** BEGIN **
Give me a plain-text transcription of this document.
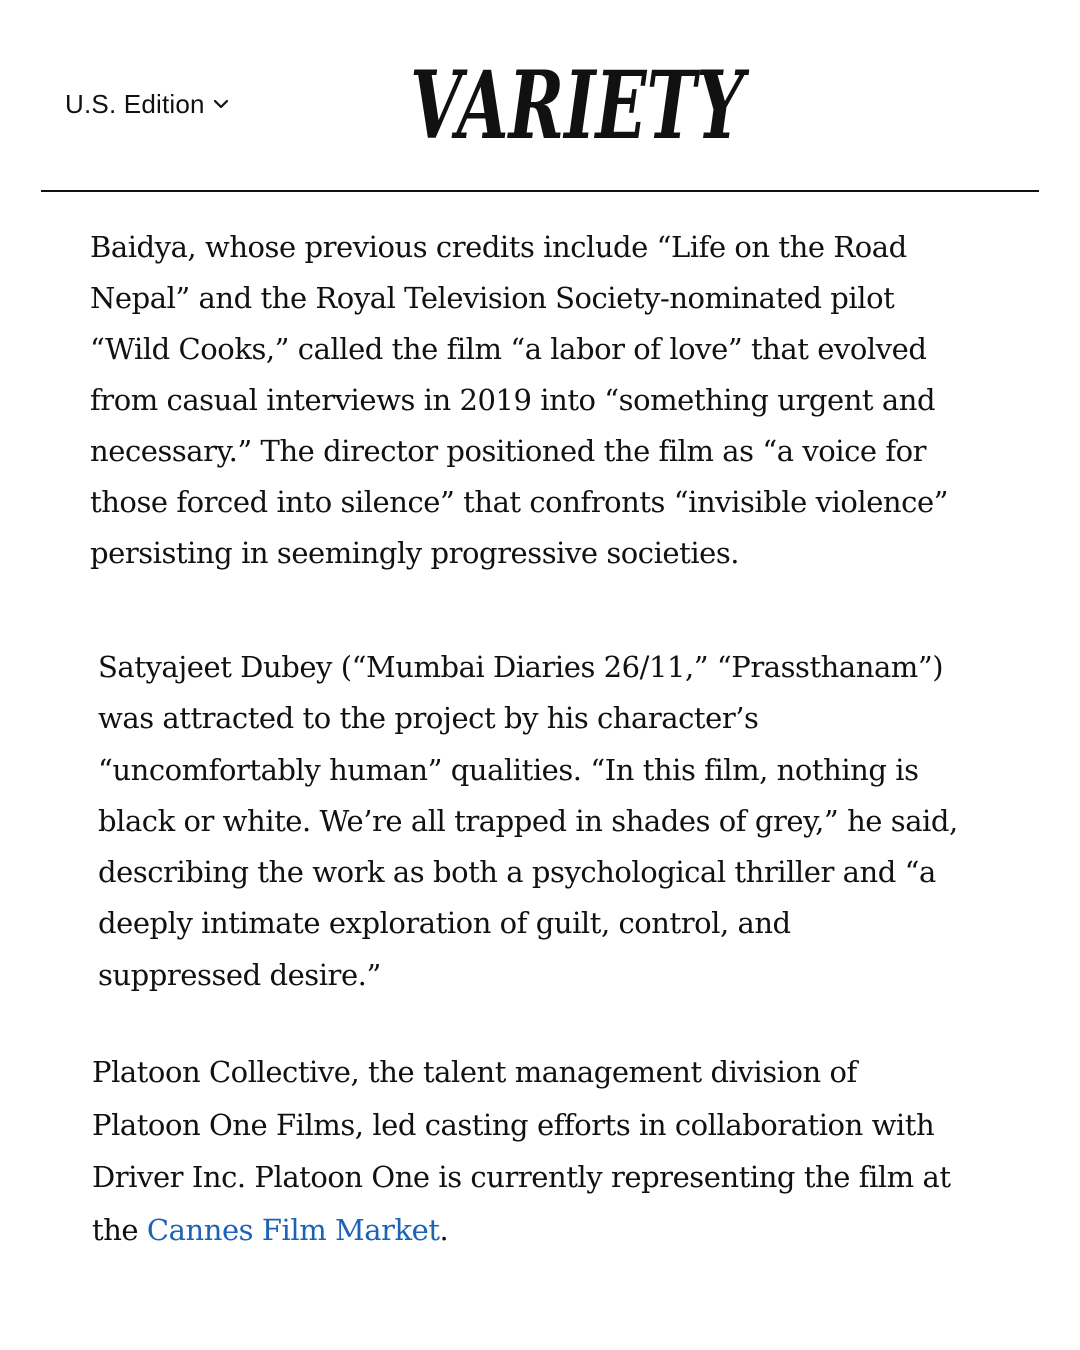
U.S. Edition VARIETY

Baidya, whose previous credits include “Life on the Road Nepal” and the Royal Television Society-nominated pilot “Wild Cooks,” called the film “a labor of love” that evolved from casual interviews in 2019 into “something urgent and necessary.” The director positioned the film as “a voice for those forced into silence” that confronts “invisible violence” persisting in seemingly progressive societies.

Satyajeet Dubey (“Mumbai Diaries 26/11,” “Prassthanam”) was attracted to the project by his character’s “uncomfortably human” qualities. “In this film, nothing is black or white. We’re all trapped in shades of grey,” he said, describing the work as both a psychological thriller and “a deeply intimate exploration of guilt, control, and suppressed desire.”

Platoon Collective, the talent management division of Platoon One Films, led casting efforts in collaboration with Driver Inc. Platoon One is currently representing the film at the Cannes Film Market.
** END **
→ **Exercise description**
Reproduce the material above in full, exactly, with no images.

→ **Written response**
Give me a plain-text transcription of this document.
U.S. Edition VARIETY

Baidya, whose previous credits include “Life on the Road Nepal” and the Royal Television Society-nominated pilot “Wild Cooks,” called the film “a labor of love” that evolved from casual interviews in 2019 into “something urgent and necessary.” The director positioned the film as “a voice for those forced into silence” that confronts “invisible violence” persisting in seemingly progressive societies.

Satyajeet Dubey (“Mumbai Diaries 26/11,” “Prassthanam”) was attracted to the project by his character’s “uncomfortably human” qualities. “In this film, nothing is black or white. We’re all trapped in shades of grey,” he said, describing the work as both a psychological thriller and “a deeply intimate exploration of guilt, control, and suppressed desire.”

Platoon Collective, the talent management division of Platoon One Films, led casting efforts in collaboration with Driver Inc. Platoon One is currently representing the film at the Cannes Film Market.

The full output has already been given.